--- Objective ---
Below is a listing. Gather each line of it that contains "Fixed".

Figure dataset records

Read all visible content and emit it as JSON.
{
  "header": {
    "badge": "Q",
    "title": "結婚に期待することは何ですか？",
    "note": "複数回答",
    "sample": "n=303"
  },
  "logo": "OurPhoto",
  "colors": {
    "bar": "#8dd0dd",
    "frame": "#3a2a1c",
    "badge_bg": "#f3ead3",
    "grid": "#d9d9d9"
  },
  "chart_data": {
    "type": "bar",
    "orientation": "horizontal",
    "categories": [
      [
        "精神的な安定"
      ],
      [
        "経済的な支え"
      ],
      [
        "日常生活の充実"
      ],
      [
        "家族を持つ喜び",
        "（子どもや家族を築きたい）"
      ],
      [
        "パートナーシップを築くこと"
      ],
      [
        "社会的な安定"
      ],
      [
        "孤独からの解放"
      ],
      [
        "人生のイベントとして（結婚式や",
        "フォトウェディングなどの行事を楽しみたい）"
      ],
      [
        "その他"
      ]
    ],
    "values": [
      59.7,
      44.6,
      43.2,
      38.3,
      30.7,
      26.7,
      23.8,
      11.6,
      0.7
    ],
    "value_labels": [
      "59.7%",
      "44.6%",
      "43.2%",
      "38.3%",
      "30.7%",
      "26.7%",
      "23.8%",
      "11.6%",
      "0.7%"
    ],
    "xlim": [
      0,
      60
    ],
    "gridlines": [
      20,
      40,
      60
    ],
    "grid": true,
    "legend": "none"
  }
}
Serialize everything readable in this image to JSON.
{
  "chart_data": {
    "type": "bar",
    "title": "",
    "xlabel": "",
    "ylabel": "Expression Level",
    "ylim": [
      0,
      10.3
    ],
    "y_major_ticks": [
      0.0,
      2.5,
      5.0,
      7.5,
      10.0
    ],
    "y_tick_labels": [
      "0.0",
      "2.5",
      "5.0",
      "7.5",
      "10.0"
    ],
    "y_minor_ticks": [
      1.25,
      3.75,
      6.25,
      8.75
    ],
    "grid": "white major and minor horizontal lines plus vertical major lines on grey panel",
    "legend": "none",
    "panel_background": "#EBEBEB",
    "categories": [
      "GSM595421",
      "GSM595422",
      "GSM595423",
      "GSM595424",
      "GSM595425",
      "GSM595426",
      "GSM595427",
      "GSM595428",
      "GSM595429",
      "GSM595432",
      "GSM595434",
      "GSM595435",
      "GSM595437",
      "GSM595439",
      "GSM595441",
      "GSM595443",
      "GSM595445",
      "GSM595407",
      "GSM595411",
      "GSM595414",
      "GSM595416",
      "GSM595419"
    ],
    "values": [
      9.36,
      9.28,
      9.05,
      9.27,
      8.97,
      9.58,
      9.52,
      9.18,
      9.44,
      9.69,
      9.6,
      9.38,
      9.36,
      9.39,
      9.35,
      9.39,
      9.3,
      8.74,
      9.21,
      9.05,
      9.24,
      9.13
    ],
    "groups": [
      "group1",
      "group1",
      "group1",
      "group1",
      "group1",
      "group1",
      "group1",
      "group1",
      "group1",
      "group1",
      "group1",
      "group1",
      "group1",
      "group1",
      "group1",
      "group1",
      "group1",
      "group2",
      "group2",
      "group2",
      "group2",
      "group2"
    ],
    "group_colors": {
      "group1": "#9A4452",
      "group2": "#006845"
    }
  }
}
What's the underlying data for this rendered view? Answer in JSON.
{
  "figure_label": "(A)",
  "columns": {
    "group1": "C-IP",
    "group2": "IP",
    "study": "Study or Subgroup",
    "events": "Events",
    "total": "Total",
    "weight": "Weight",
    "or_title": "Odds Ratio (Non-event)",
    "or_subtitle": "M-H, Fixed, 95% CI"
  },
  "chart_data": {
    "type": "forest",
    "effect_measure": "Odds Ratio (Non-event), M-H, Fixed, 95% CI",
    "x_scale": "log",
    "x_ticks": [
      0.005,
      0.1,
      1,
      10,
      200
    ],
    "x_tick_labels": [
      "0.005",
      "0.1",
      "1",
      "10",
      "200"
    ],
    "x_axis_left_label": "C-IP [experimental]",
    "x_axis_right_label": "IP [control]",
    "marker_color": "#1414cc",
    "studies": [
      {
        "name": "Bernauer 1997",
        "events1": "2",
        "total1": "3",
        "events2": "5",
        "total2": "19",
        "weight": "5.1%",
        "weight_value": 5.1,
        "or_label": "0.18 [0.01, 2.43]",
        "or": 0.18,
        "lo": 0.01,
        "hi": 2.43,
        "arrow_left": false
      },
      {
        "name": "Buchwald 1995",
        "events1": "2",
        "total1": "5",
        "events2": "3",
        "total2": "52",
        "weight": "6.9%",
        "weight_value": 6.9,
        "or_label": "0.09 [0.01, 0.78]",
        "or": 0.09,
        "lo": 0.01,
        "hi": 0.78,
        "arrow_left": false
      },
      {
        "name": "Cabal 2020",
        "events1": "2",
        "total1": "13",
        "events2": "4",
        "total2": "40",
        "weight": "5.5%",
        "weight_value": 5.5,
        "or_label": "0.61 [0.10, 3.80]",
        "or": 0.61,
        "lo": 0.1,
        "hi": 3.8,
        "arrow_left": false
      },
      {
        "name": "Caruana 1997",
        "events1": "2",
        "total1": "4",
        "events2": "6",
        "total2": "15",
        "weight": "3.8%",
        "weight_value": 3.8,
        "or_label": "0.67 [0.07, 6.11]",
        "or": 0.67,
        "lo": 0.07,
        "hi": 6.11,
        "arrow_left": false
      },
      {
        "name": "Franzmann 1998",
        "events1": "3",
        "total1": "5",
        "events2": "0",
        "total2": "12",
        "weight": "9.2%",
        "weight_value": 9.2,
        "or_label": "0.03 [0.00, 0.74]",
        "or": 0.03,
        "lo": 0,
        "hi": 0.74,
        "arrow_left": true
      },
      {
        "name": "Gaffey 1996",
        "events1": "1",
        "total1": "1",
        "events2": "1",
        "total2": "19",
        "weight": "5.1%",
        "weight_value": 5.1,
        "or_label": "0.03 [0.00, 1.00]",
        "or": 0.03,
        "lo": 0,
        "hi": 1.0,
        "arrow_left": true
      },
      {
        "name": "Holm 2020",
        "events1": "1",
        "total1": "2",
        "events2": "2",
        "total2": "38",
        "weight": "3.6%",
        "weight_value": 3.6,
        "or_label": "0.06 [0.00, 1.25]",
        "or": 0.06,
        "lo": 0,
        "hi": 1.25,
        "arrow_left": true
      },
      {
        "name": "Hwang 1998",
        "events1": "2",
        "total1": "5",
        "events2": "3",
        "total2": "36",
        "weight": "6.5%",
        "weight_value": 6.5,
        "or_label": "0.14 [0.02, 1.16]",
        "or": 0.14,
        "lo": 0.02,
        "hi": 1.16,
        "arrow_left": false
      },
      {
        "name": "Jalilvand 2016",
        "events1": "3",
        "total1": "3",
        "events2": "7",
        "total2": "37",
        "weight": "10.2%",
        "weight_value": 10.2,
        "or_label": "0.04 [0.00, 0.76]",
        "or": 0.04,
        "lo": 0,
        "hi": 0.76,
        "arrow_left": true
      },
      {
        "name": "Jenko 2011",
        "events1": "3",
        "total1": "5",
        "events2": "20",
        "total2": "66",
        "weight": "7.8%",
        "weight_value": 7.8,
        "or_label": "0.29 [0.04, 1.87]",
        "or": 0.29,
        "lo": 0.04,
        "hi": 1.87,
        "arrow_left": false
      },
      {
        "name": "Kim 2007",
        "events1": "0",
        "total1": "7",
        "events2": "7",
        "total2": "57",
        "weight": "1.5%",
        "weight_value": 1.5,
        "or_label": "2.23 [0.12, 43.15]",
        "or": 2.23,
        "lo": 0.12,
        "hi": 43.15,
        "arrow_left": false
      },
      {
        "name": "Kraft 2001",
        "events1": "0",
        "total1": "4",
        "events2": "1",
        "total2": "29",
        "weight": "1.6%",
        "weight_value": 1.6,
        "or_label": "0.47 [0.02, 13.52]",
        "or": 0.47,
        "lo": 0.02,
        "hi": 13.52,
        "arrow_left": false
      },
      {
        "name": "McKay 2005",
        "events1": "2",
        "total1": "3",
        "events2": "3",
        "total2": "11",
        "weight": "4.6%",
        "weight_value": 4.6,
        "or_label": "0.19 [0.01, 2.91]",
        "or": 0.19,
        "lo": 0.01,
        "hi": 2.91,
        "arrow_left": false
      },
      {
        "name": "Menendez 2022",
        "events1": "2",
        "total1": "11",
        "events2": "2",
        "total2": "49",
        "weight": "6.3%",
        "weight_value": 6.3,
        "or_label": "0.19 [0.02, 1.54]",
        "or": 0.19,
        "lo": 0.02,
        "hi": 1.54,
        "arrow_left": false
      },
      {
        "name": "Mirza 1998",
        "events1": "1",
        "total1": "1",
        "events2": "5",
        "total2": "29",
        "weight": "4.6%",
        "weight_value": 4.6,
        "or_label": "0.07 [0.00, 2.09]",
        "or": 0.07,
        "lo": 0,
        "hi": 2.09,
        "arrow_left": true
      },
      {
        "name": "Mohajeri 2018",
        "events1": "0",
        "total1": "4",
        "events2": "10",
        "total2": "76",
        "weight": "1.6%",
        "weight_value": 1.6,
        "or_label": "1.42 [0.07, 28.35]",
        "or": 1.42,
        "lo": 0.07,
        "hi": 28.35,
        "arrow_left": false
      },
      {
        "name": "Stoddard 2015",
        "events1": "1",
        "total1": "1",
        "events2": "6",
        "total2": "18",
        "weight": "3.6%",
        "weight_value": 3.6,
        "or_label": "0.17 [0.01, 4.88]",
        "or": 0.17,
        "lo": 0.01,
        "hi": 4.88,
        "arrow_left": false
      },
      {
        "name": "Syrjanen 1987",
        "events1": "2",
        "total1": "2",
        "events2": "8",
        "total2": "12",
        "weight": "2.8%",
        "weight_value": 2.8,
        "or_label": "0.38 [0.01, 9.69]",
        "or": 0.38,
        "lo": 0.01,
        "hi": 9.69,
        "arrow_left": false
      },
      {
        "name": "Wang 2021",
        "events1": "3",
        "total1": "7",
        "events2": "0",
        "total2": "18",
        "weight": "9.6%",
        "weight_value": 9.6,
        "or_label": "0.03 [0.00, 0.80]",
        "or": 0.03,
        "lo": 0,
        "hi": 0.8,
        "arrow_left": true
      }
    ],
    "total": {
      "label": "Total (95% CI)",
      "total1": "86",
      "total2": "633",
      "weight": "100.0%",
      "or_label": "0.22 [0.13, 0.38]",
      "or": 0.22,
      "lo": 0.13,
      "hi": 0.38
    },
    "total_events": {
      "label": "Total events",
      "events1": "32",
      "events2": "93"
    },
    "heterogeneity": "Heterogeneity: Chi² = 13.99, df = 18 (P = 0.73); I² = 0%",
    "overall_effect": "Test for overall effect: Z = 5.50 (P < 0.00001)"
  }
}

--- Complete response ---
    "or_subtitle": "M-H, Fixed, 95% CI"
    "effect_measure": "Odds Ratio (Non-event), M-H, Fixed, 95% CI",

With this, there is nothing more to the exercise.